Exercise goal ▸
Word for word, repeat the entries, minus the pictures.

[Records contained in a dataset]

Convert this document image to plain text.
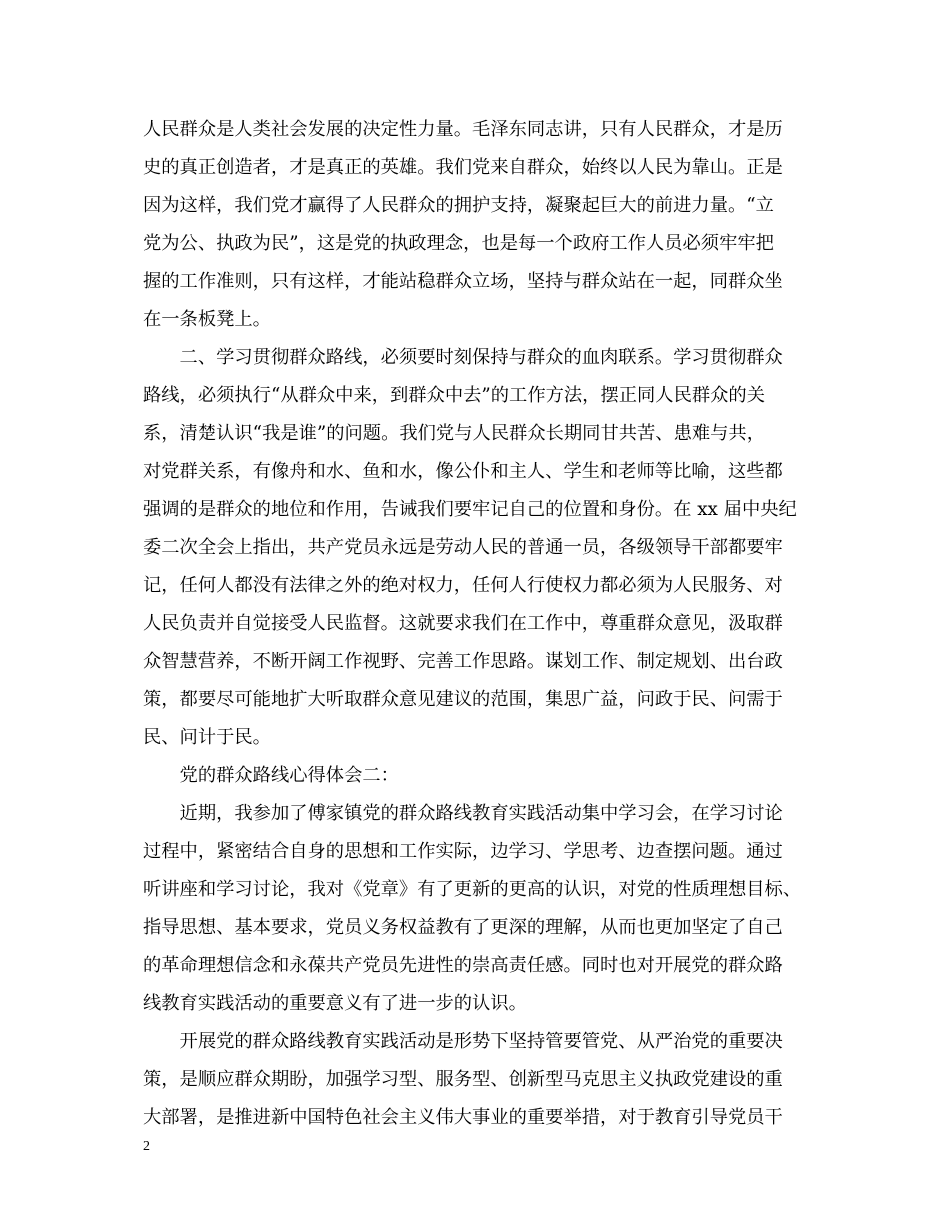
人民群众是人类社会发展的决定性力量。毛泽东同志讲，只有人民群众，才是历
史的真正创造者，才是真正的英雄。我们党来自群众，始终以人民为靠山。正是
因为这样，我们党才赢得了人民群众的拥护支持，凝聚起巨大的前进力量。“立
党为公、执政为民”，这是党的执政理念，也是每一个政府工作人员必须牢牢把
握的工作准则，只有这样，才能站稳群众立场，坚持与群众站在一起，同群众坐
在一条板凳上。
　　二、学习贯彻群众路线，必须要时刻保持与群众的血肉联系。学习贯彻群众
路线，必须执行“从群众中来，到群众中去”的工作方法，摆正同人民群众的关
系，清楚认识“我是谁”的问题。我们党与人民群众长期同甘共苦、患难与共，
对党群关系，有像舟和水、鱼和水，像公仆和主人、学生和老师等比喻，这些都
强调的是群众的地位和作用，告诫我们要牢记自己的位置和身份。在 xx 届中央纪
委二次全会上指出，共产党员永远是劳动人民的普通一员，各级领导干部都要牢
记，任何人都没有法律之外的绝对权力，任何人行使权力都必须为人民服务、对
人民负责并自觉接受人民监督。这就要求我们在工作中，尊重群众意见，汲取群
众智慧营养，不断开阔工作视野、完善工作思路。谋划工作、制定规划、出台政
策，都要尽可能地扩大听取群众意见建议的范围，集思广益，问政于民、问需于
民、问计于民。
　　党的群众路线心得体会二：
　　近期，我参加了傅家镇党的群众路线教育实践活动集中学习会，在学习讨论
过程中，紧密结合自身的思想和工作实际，边学习、学思考、边查摆问题。通过
听讲座和学习讨论，我对《党章》有了更新的更高的认识，对党的性质理想目标、
指导思想、基本要求，党员义务权益教有了更深的理解，从而也更加坚定了自己
的革命理想信念和永葆共产党员先进性的崇高责任感。同时也对开展党的群众路
线教育实践活动的重要意义有了进一步的认识。
　　开展党的群众路线教育实践活动是形势下坚持管要管党、从严治党的重要决
策，是顺应群众期盼，加强学习型、服务型、创新型马克思主义执政党建设的重
大部署，是推进新中国特色社会主义伟大事业的重要举措，对于教育引导党员干
2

Task solution ▸
Convert this document image to plain text.
人民群众是人类社会发展的决定性力量。毛泽东同志讲，只有人民群众，才是历
史的真正创造者，才是真正的英雄。我们党来自群众，始终以人民为靠山。正是
因为这样，我们党才赢得了人民群众的拥护支持，凝聚起巨大的前进力量。“立
党为公、执政为民”，这是党的执政理念，也是每一个政府工作人员必须牢牢把
握的工作准则，只有这样，才能站稳群众立场，坚持与群众站在一起，同群众坐
在一条板凳上。
　　二、学习贯彻群众路线，必须要时刻保持与群众的血肉联系。学习贯彻群众
路线，必须执行“从群众中来，到群众中去”的工作方法，摆正同人民群众的关
系，清楚认识“我是谁”的问题。我们党与人民群众长期同甘共苦、患难与共，
对党群关系，有像舟和水、鱼和水，像公仆和主人、学生和老师等比喻，这些都
强调的是群众的地位和作用，告诫我们要牢记自己的位置和身份。在 xx 届中央纪
委二次全会上指出，共产党员永远是劳动人民的普通一员，各级领导干部都要牢
记，任何人都没有法律之外的绝对权力，任何人行使权力都必须为人民服务、对
人民负责并自觉接受人民监督。这就要求我们在工作中，尊重群众意见，汲取群
众智慧营养，不断开阔工作视野、完善工作思路。谋划工作、制定规划、出台政
策，都要尽可能地扩大听取群众意见建议的范围，集思广益，问政于民、问需于
民、问计于民。
　　党的群众路线心得体会二：
　　近期，我参加了傅家镇党的群众路线教育实践活动集中学习会，在学习讨论
过程中，紧密结合自身的思想和工作实际，边学习、学思考、边查摆问题。通过
听讲座和学习讨论，我对《党章》有了更新的更高的认识，对党的性质理想目标、
指导思想、基本要求，党员义务权益教有了更深的理解，从而也更加坚定了自己
的革命理想信念和永葆共产党员先进性的崇高责任感。同时也对开展党的群众路
线教育实践活动的重要意义有了进一步的认识。
　　开展党的群众路线教育实践活动是形势下坚持管要管党、从严治党的重要决
策，是顺应群众期盼，加强学习型、服务型、创新型马克思主义执政党建设的重
大部署，是推进新中国特色社会主义伟大事业的重要举措，对于教育引导党员干
2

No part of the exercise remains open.